Task instructions: With the pictures left out, copy the listing below exactly.

━━━━

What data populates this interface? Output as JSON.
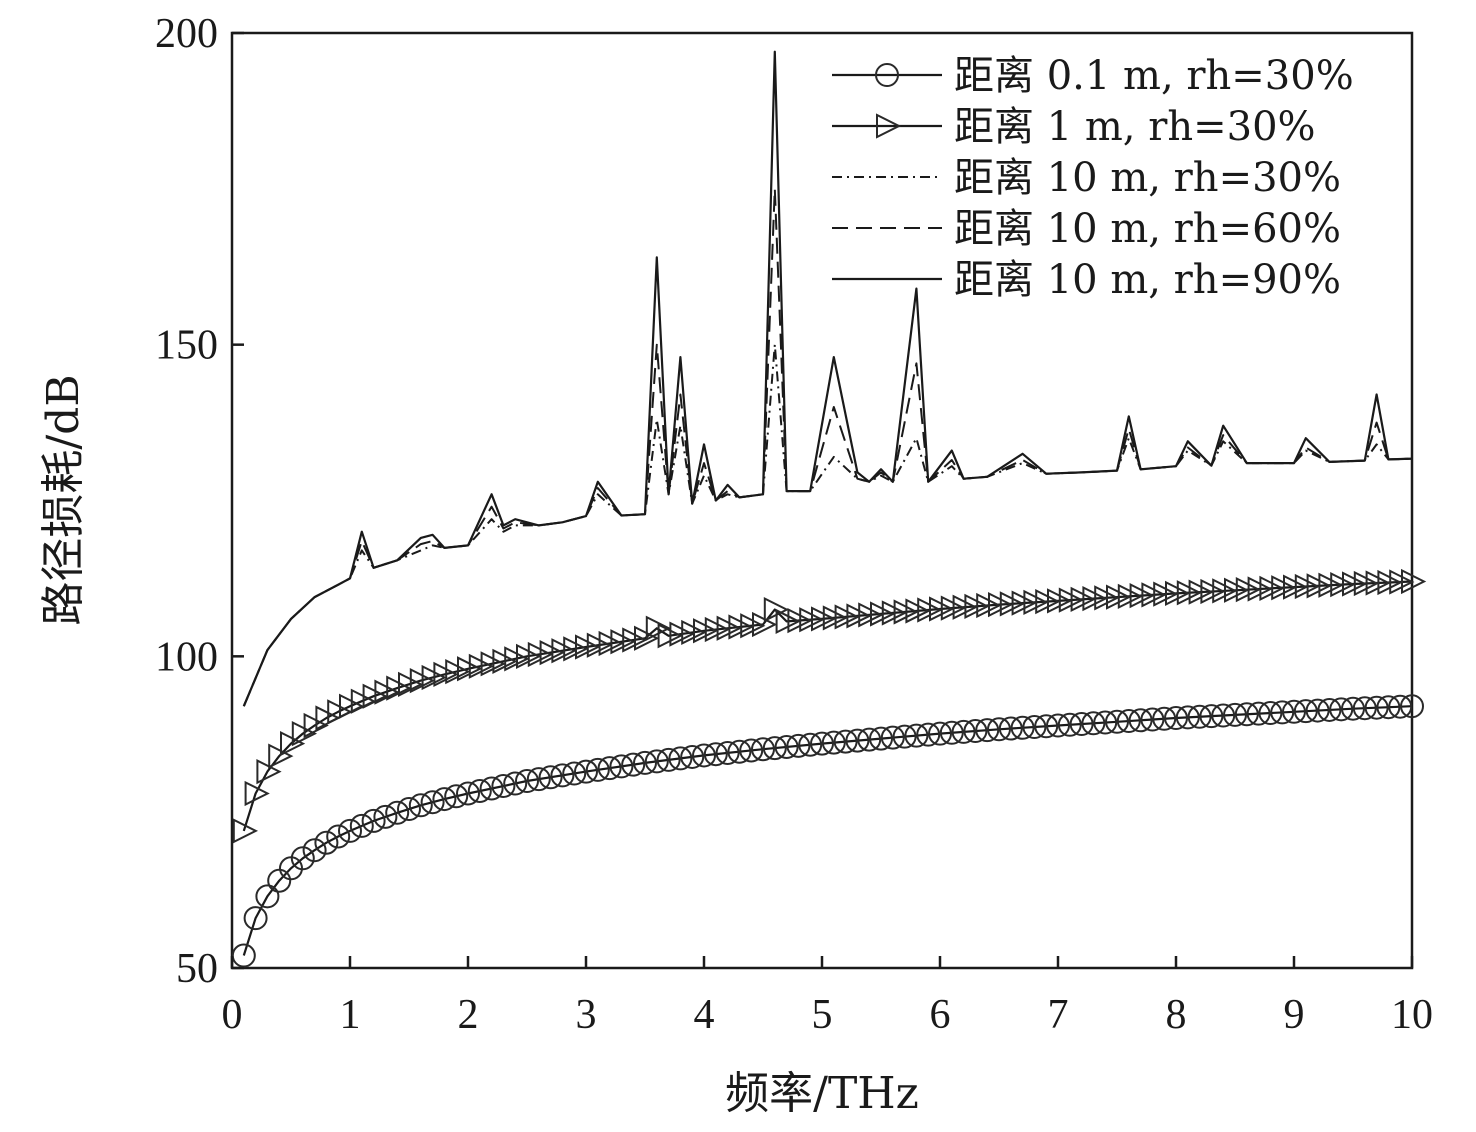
{
  "chart_data": {
    "type": "line",
    "title": "",
    "xlabel": "频率/THz",
    "ylabel": "路径损耗/dB",
    "xlim": [
      0,
      10
    ],
    "ylim": [
      50,
      200
    ],
    "xticks": [
      0,
      1,
      2,
      3,
      4,
      5,
      6,
      7,
      8,
      9,
      10
    ],
    "yticks": [
      50,
      100,
      150,
      200
    ],
    "grid": false,
    "legend_position": "top-right",
    "series": [
      {
        "name": "距离 0.1 m, rh=30%",
        "style": "solid-circle-markers",
        "x": [
          0.1,
          0.2,
          0.3,
          0.4,
          0.5,
          0.6,
          0.7,
          0.8,
          0.9,
          1.0,
          1.2,
          1.4,
          1.6,
          1.8,
          2.0,
          2.5,
          3.0,
          3.5,
          4.0,
          4.5,
          5.0,
          5.5,
          6.0,
          6.5,
          7.0,
          7.5,
          8.0,
          8.5,
          9.0,
          9.5,
          10.0
        ],
        "y": [
          52.0,
          58.0,
          61.5,
          64.0,
          66.0,
          67.6,
          68.9,
          70.1,
          71.1,
          72.0,
          73.6,
          74.9,
          76.1,
          77.1,
          78.0,
          80.0,
          81.5,
          82.9,
          84.1,
          85.1,
          86.0,
          86.8,
          87.6,
          88.3,
          88.9,
          89.5,
          90.1,
          90.6,
          91.1,
          91.6,
          92.0
        ]
      },
      {
        "name": "距离 1 m, rh=30%",
        "style": "solid-triangle-markers",
        "x": [
          0.1,
          0.2,
          0.3,
          0.4,
          0.5,
          0.6,
          0.7,
          0.8,
          0.9,
          1.0,
          1.2,
          1.4,
          1.6,
          1.8,
          2.0,
          2.5,
          3.0,
          3.5,
          3.6,
          3.7,
          4.0,
          4.5,
          4.6,
          4.7,
          5.0,
          5.5,
          6.0,
          6.5,
          7.0,
          7.5,
          8.0,
          8.5,
          9.0,
          9.5,
          10.0
        ],
        "y": [
          72.0,
          78.0,
          81.5,
          84.0,
          86.0,
          87.6,
          88.9,
          90.1,
          91.1,
          92.0,
          93.6,
          94.9,
          96.1,
          97.1,
          98.0,
          100.0,
          101.5,
          102.9,
          104.5,
          103.3,
          104.1,
          105.1,
          107.5,
          105.6,
          106.0,
          106.8,
          107.6,
          108.3,
          108.9,
          109.5,
          110.1,
          110.6,
          111.1,
          111.6,
          112.0
        ]
      },
      {
        "name": "距离 10 m, rh=30%",
        "style": "dash-dot",
        "x": [
          0.1,
          0.3,
          0.5,
          0.7,
          0.9,
          1.0,
          1.1,
          1.2,
          1.4,
          1.6,
          1.7,
          1.8,
          2.0,
          2.2,
          2.3,
          2.4,
          2.6,
          2.8,
          3.0,
          3.1,
          3.3,
          3.5,
          3.6,
          3.7,
          3.8,
          3.9,
          4.0,
          4.1,
          4.2,
          4.3,
          4.5,
          4.6,
          4.7,
          4.9,
          5.1,
          5.3,
          5.4,
          5.5,
          5.6,
          5.8,
          5.9,
          6.1,
          6.2,
          6.4,
          6.7,
          6.9,
          7.2,
          7.5,
          7.6,
          7.7,
          8.0,
          8.1,
          8.3,
          8.4,
          8.6,
          9.0,
          9.1,
          9.3,
          9.6,
          9.7,
          9.8,
          10.0
        ],
        "y": [
          92,
          101,
          106,
          109.5,
          111.5,
          112.5,
          117,
          114.2,
          115.4,
          117,
          117.8,
          117.4,
          117.8,
          122,
          120,
          121,
          121,
          121.5,
          122.5,
          126,
          122.6,
          122.8,
          138,
          126,
          137,
          124.5,
          129,
          125,
          126,
          125.5,
          126,
          150,
          126.5,
          126.5,
          132,
          128.5,
          128,
          129,
          128,
          135,
          128,
          130.5,
          128.5,
          128.8,
          131,
          129.3,
          129.5,
          129.8,
          135,
          130,
          130.5,
          133,
          130.6,
          134.5,
          131,
          131,
          133,
          131.2,
          131.4,
          134,
          131.6,
          131.7
        ]
      },
      {
        "name": "距离 10 m, rh=60%",
        "style": "dashed",
        "x": [
          0.1,
          0.3,
          0.5,
          0.7,
          0.9,
          1.0,
          1.1,
          1.2,
          1.4,
          1.6,
          1.7,
          1.8,
          2.0,
          2.2,
          2.3,
          2.4,
          2.6,
          2.8,
          3.0,
          3.1,
          3.3,
          3.5,
          3.6,
          3.7,
          3.8,
          3.9,
          4.0,
          4.1,
          4.2,
          4.3,
          4.5,
          4.6,
          4.7,
          4.9,
          5.1,
          5.3,
          5.4,
          5.5,
          5.6,
          5.8,
          5.9,
          6.1,
          6.2,
          6.4,
          6.7,
          6.9,
          7.2,
          7.5,
          7.6,
          7.7,
          8.0,
          8.1,
          8.3,
          8.4,
          8.6,
          9.0,
          9.1,
          9.3,
          9.6,
          9.7,
          9.8,
          10.0
        ],
        "y": [
          92,
          101,
          106,
          109.5,
          111.5,
          112.5,
          118.5,
          114.2,
          115.4,
          118,
          118.5,
          117.4,
          117.8,
          124,
          120.5,
          121.5,
          121,
          121.5,
          122.5,
          127,
          122.6,
          122.8,
          150,
          126,
          142,
          124.5,
          131,
          125,
          126.5,
          125.5,
          126,
          175,
          126.5,
          126.5,
          140,
          128.5,
          128,
          129.5,
          128,
          147,
          128,
          131.5,
          128.5,
          128.8,
          131.5,
          129.3,
          129.5,
          129.8,
          136.5,
          130,
          130.5,
          133.5,
          130.6,
          135.5,
          131,
          131,
          133.5,
          131.2,
          131.4,
          137.5,
          131.6,
          131.7
        ]
      },
      {
        "name": "距离 10 m, rh=90%",
        "style": "solid",
        "x": [
          0.1,
          0.3,
          0.5,
          0.7,
          0.9,
          1.0,
          1.1,
          1.2,
          1.4,
          1.6,
          1.7,
          1.8,
          2.0,
          2.2,
          2.3,
          2.4,
          2.6,
          2.8,
          3.0,
          3.1,
          3.3,
          3.5,
          3.6,
          3.7,
          3.8,
          3.9,
          4.0,
          4.1,
          4.2,
          4.3,
          4.5,
          4.6,
          4.7,
          4.9,
          5.1,
          5.3,
          5.4,
          5.5,
          5.6,
          5.8,
          5.9,
          6.1,
          6.2,
          6.4,
          6.7,
          6.9,
          7.2,
          7.5,
          7.6,
          7.7,
          8.0,
          8.1,
          8.3,
          8.4,
          8.6,
          9.0,
          9.1,
          9.3,
          9.6,
          9.7,
          9.8,
          10.0
        ],
        "y": [
          92,
          101,
          106,
          109.5,
          111.5,
          112.5,
          120,
          114.2,
          115.4,
          119,
          119.5,
          117.4,
          117.8,
          126,
          121,
          122,
          121,
          121.5,
          122.5,
          128,
          122.6,
          122.8,
          164,
          126,
          148,
          124.5,
          134,
          125,
          127.5,
          125.5,
          126,
          197,
          126.5,
          126.5,
          148,
          129.5,
          128,
          130,
          128,
          159,
          128,
          133,
          128.5,
          128.8,
          132.5,
          129.3,
          129.5,
          129.8,
          138.5,
          130,
          130.5,
          134.5,
          130.6,
          137,
          131,
          131,
          135,
          131.2,
          131.4,
          142,
          131.6,
          131.7
        ]
      }
    ]
  }
}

━━━━

Solution for this exercise:
What data populates this interface? Output as JSON.
{
  "chart_data": {
    "type": "line",
    "title": "",
    "xlabel": "频率/THz",
    "ylabel": "路径损耗/dB",
    "xlim": [
      0,
      10
    ],
    "ylim": [
      50,
      200
    ],
    "xticks": [
      0,
      1,
      2,
      3,
      4,
      5,
      6,
      7,
      8,
      9,
      10
    ],
    "yticks": [
      50,
      100,
      150,
      200
    ],
    "grid": false,
    "legend_position": "top-right",
    "series": [
      {
        "name": "距离 0.1 m, rh=30%",
        "style": "solid-circle-markers",
        "x": [
          0.1,
          0.2,
          0.3,
          0.4,
          0.5,
          0.6,
          0.7,
          0.8,
          0.9,
          1.0,
          1.2,
          1.4,
          1.6,
          1.8,
          2.0,
          2.5,
          3.0,
          3.5,
          4.0,
          4.5,
          5.0,
          5.5,
          6.0,
          6.5,
          7.0,
          7.5,
          8.0,
          8.5,
          9.0,
          9.5,
          10.0
        ],
        "y": [
          52.0,
          58.0,
          61.5,
          64.0,
          66.0,
          67.6,
          68.9,
          70.1,
          71.1,
          72.0,
          73.6,
          74.9,
          76.1,
          77.1,
          78.0,
          80.0,
          81.5,
          82.9,
          84.1,
          85.1,
          86.0,
          86.8,
          87.6,
          88.3,
          88.9,
          89.5,
          90.1,
          90.6,
          91.1,
          91.6,
          92.0
        ]
      },
      {
        "name": "距离 1 m, rh=30%",
        "style": "solid-triangle-markers",
        "x": [
          0.1,
          0.2,
          0.3,
          0.4,
          0.5,
          0.6,
          0.7,
          0.8,
          0.9,
          1.0,
          1.2,
          1.4,
          1.6,
          1.8,
          2.0,
          2.5,
          3.0,
          3.5,
          3.6,
          3.7,
          4.0,
          4.5,
          4.6,
          4.7,
          5.0,
          5.5,
          6.0,
          6.5,
          7.0,
          7.5,
          8.0,
          8.5,
          9.0,
          9.5,
          10.0
        ],
        "y": [
          72.0,
          78.0,
          81.5,
          84.0,
          86.0,
          87.6,
          88.9,
          90.1,
          91.1,
          92.0,
          93.6,
          94.9,
          96.1,
          97.1,
          98.0,
          100.0,
          101.5,
          102.9,
          104.5,
          103.3,
          104.1,
          105.1,
          107.5,
          105.6,
          106.0,
          106.8,
          107.6,
          108.3,
          108.9,
          109.5,
          110.1,
          110.6,
          111.1,
          111.6,
          112.0
        ]
      },
      {
        "name": "距离 10 m, rh=30%",
        "style": "dash-dot",
        "x": [
          0.1,
          0.3,
          0.5,
          0.7,
          0.9,
          1.0,
          1.1,
          1.2,
          1.4,
          1.6,
          1.7,
          1.8,
          2.0,
          2.2,
          2.3,
          2.4,
          2.6,
          2.8,
          3.0,
          3.1,
          3.3,
          3.5,
          3.6,
          3.7,
          3.8,
          3.9,
          4.0,
          4.1,
          4.2,
          4.3,
          4.5,
          4.6,
          4.7,
          4.9,
          5.1,
          5.3,
          5.4,
          5.5,
          5.6,
          5.8,
          5.9,
          6.1,
          6.2,
          6.4,
          6.7,
          6.9,
          7.2,
          7.5,
          7.6,
          7.7,
          8.0,
          8.1,
          8.3,
          8.4,
          8.6,
          9.0,
          9.1,
          9.3,
          9.6,
          9.7,
          9.8,
          10.0
        ],
        "y": [
          92,
          101,
          106,
          109.5,
          111.5,
          112.5,
          117,
          114.2,
          115.4,
          117,
          117.8,
          117.4,
          117.8,
          122,
          120,
          121,
          121,
          121.5,
          122.5,
          126,
          122.6,
          122.8,
          138,
          126,
          137,
          124.5,
          129,
          125,
          126,
          125.5,
          126,
          150,
          126.5,
          126.5,
          132,
          128.5,
          128,
          129,
          128,
          135,
          128,
          130.5,
          128.5,
          128.8,
          131,
          129.3,
          129.5,
          129.8,
          135,
          130,
          130.5,
          133,
          130.6,
          134.5,
          131,
          131,
          133,
          131.2,
          131.4,
          134,
          131.6,
          131.7
        ]
      },
      {
        "name": "距离 10 m, rh=60%",
        "style": "dashed",
        "x": [
          0.1,
          0.3,
          0.5,
          0.7,
          0.9,
          1.0,
          1.1,
          1.2,
          1.4,
          1.6,
          1.7,
          1.8,
          2.0,
          2.2,
          2.3,
          2.4,
          2.6,
          2.8,
          3.0,
          3.1,
          3.3,
          3.5,
          3.6,
          3.7,
          3.8,
          3.9,
          4.0,
          4.1,
          4.2,
          4.3,
          4.5,
          4.6,
          4.7,
          4.9,
          5.1,
          5.3,
          5.4,
          5.5,
          5.6,
          5.8,
          5.9,
          6.1,
          6.2,
          6.4,
          6.7,
          6.9,
          7.2,
          7.5,
          7.6,
          7.7,
          8.0,
          8.1,
          8.3,
          8.4,
          8.6,
          9.0,
          9.1,
          9.3,
          9.6,
          9.7,
          9.8,
          10.0
        ],
        "y": [
          92,
          101,
          106,
          109.5,
          111.5,
          112.5,
          118.5,
          114.2,
          115.4,
          118,
          118.5,
          117.4,
          117.8,
          124,
          120.5,
          121.5,
          121,
          121.5,
          122.5,
          127,
          122.6,
          122.8,
          150,
          126,
          142,
          124.5,
          131,
          125,
          126.5,
          125.5,
          126,
          175,
          126.5,
          126.5,
          140,
          128.5,
          128,
          129.5,
          128,
          147,
          128,
          131.5,
          128.5,
          128.8,
          131.5,
          129.3,
          129.5,
          129.8,
          136.5,
          130,
          130.5,
          133.5,
          130.6,
          135.5,
          131,
          131,
          133.5,
          131.2,
          131.4,
          137.5,
          131.6,
          131.7
        ]
      },
      {
        "name": "距离 10 m, rh=90%",
        "style": "solid",
        "x": [
          0.1,
          0.3,
          0.5,
          0.7,
          0.9,
          1.0,
          1.1,
          1.2,
          1.4,
          1.6,
          1.7,
          1.8,
          2.0,
          2.2,
          2.3,
          2.4,
          2.6,
          2.8,
          3.0,
          3.1,
          3.3,
          3.5,
          3.6,
          3.7,
          3.8,
          3.9,
          4.0,
          4.1,
          4.2,
          4.3,
          4.5,
          4.6,
          4.7,
          4.9,
          5.1,
          5.3,
          5.4,
          5.5,
          5.6,
          5.8,
          5.9,
          6.1,
          6.2,
          6.4,
          6.7,
          6.9,
          7.2,
          7.5,
          7.6,
          7.7,
          8.0,
          8.1,
          8.3,
          8.4,
          8.6,
          9.0,
          9.1,
          9.3,
          9.6,
          9.7,
          9.8,
          10.0
        ],
        "y": [
          92,
          101,
          106,
          109.5,
          111.5,
          112.5,
          120,
          114.2,
          115.4,
          119,
          119.5,
          117.4,
          117.8,
          126,
          121,
          122,
          121,
          121.5,
          122.5,
          128,
          122.6,
          122.8,
          164,
          126,
          148,
          124.5,
          134,
          125,
          127.5,
          125.5,
          126,
          197,
          126.5,
          126.5,
          148,
          129.5,
          128,
          130,
          128,
          159,
          128,
          133,
          128.5,
          128.8,
          132.5,
          129.3,
          129.5,
          129.8,
          138.5,
          130,
          130.5,
          134.5,
          130.6,
          137,
          131,
          131,
          135,
          131.2,
          131.4,
          142,
          131.6,
          131.7
        ]
      }
    ]
  }
}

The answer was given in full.